▶ [Short problem]
Examine the entries and show every line in which the word "EACH" is found.

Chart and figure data
^^^^

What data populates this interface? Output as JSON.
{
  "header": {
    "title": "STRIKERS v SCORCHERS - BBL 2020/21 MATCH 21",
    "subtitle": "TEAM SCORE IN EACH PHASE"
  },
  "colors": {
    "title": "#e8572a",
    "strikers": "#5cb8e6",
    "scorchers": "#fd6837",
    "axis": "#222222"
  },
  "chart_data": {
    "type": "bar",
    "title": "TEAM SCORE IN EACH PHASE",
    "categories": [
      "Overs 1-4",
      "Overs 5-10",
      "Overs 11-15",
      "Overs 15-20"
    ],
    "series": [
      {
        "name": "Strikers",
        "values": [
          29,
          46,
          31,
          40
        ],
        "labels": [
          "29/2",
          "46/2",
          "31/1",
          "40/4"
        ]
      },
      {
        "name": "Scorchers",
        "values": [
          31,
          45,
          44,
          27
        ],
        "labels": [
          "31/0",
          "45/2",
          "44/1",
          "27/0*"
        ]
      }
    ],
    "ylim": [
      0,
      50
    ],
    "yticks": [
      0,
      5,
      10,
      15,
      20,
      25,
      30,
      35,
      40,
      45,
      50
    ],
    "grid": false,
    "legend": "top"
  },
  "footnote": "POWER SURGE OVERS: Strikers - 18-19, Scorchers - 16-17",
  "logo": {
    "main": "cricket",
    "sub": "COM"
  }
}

^^^^

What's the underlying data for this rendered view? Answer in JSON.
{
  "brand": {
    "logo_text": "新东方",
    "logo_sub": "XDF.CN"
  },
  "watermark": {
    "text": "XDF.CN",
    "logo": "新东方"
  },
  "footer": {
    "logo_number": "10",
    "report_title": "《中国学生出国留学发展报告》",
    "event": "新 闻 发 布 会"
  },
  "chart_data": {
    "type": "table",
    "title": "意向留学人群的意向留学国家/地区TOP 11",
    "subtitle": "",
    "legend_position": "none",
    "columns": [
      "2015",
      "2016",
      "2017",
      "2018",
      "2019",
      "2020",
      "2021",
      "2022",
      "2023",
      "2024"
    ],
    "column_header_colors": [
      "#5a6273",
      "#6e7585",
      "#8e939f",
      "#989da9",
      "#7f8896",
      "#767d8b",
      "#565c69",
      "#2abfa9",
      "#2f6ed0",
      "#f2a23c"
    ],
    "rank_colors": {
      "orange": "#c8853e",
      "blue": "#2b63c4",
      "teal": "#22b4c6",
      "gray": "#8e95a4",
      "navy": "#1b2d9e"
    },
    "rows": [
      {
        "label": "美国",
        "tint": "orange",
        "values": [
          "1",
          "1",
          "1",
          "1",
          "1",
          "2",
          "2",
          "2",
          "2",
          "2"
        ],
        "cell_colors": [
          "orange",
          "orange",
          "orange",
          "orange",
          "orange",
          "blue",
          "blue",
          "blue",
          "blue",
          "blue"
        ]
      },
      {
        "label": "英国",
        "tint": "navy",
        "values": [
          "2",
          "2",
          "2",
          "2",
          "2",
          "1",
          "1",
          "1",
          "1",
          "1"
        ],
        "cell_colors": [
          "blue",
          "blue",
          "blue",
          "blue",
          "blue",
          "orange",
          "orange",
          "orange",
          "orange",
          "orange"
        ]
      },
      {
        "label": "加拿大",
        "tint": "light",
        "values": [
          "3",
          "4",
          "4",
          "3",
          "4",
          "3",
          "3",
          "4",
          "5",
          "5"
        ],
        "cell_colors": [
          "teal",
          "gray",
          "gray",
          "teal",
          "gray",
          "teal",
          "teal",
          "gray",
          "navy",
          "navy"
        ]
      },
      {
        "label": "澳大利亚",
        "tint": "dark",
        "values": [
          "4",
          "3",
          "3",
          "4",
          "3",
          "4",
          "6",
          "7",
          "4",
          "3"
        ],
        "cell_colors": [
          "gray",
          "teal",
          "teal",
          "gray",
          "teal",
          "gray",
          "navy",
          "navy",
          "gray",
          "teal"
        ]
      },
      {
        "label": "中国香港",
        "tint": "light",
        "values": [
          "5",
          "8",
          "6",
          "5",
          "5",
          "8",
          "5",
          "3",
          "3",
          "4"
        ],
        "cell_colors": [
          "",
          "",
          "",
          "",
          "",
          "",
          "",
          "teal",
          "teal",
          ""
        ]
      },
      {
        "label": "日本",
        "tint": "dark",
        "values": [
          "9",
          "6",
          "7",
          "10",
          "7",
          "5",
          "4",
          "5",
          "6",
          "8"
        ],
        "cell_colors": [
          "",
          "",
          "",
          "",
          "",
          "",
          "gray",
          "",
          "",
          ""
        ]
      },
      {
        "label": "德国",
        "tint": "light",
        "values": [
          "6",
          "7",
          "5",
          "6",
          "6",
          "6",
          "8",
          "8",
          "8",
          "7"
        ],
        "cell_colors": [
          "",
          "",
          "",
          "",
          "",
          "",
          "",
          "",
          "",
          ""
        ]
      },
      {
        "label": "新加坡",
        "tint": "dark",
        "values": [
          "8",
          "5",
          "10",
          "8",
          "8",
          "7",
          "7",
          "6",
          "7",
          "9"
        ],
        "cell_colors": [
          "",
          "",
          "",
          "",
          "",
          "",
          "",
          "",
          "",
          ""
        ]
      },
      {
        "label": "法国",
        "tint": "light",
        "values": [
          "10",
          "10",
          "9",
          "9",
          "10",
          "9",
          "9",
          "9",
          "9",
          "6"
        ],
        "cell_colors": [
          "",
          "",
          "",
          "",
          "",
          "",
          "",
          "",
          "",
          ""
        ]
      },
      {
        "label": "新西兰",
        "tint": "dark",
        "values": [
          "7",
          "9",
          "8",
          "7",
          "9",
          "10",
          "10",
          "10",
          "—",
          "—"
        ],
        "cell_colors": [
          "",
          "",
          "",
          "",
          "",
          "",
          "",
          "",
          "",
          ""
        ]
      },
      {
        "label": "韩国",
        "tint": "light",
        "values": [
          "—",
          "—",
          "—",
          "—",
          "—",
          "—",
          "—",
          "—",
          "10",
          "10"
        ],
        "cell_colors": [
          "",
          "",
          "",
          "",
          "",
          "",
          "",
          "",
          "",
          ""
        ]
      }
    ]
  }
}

^^^^

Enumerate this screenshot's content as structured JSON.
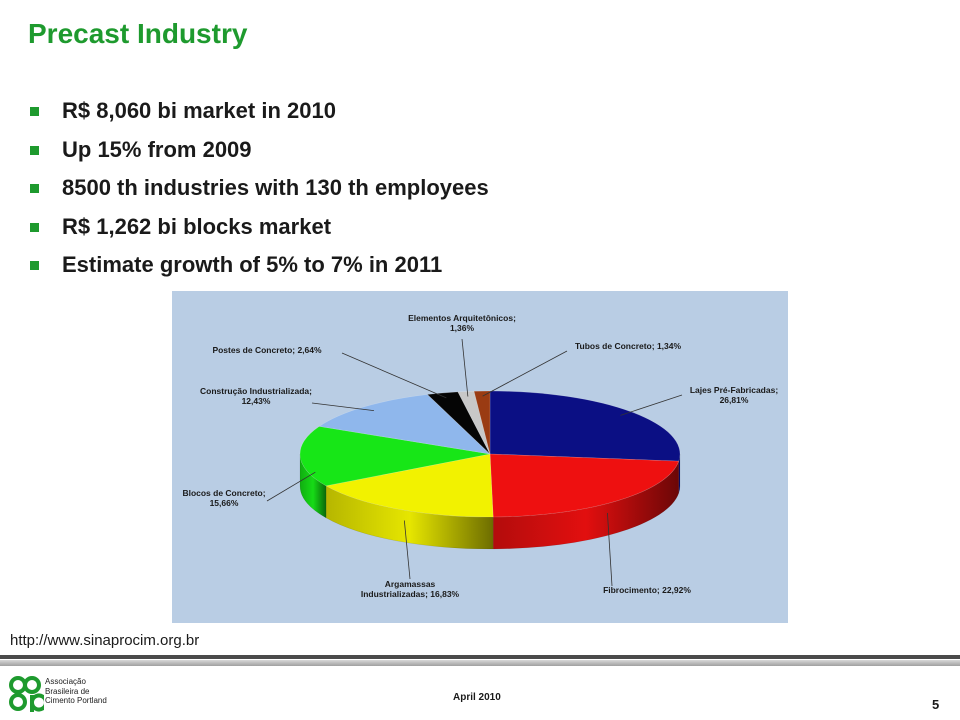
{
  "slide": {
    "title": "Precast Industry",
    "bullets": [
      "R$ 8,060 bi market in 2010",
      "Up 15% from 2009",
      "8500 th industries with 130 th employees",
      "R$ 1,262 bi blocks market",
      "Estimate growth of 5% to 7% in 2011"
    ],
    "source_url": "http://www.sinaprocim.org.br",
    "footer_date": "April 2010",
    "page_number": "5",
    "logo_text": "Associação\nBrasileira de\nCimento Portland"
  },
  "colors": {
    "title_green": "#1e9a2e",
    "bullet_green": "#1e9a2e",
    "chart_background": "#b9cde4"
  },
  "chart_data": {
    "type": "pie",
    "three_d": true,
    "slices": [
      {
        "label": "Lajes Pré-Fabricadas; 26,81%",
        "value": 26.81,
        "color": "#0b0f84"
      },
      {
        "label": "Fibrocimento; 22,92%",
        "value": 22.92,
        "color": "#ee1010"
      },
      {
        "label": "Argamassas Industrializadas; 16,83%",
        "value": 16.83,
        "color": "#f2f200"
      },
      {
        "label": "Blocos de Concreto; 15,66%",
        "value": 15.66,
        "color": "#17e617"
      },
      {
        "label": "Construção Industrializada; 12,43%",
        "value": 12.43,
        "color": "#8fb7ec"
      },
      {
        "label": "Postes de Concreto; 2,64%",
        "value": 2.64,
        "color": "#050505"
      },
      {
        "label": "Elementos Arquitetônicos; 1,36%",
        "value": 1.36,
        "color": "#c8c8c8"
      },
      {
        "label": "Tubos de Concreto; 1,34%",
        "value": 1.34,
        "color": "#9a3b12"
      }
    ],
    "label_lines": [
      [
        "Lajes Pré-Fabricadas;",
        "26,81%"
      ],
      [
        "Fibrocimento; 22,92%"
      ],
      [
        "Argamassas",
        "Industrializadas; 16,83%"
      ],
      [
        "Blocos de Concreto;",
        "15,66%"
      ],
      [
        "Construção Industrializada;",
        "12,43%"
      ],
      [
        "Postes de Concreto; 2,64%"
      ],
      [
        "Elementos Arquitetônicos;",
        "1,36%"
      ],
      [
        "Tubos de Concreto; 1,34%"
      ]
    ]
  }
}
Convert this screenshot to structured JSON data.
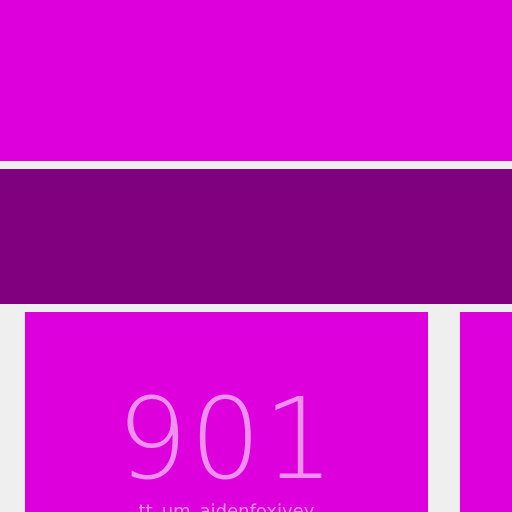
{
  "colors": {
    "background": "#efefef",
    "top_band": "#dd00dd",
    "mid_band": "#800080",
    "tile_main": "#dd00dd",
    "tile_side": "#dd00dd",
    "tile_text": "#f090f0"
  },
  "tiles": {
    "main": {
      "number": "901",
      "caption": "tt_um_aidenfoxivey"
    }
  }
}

^^^^

▶ [Exercise answer]
    "subtitle": "TEAM SCORE IN EACH PHASE"
    "title": "TEAM SCORE IN EACH PHASE",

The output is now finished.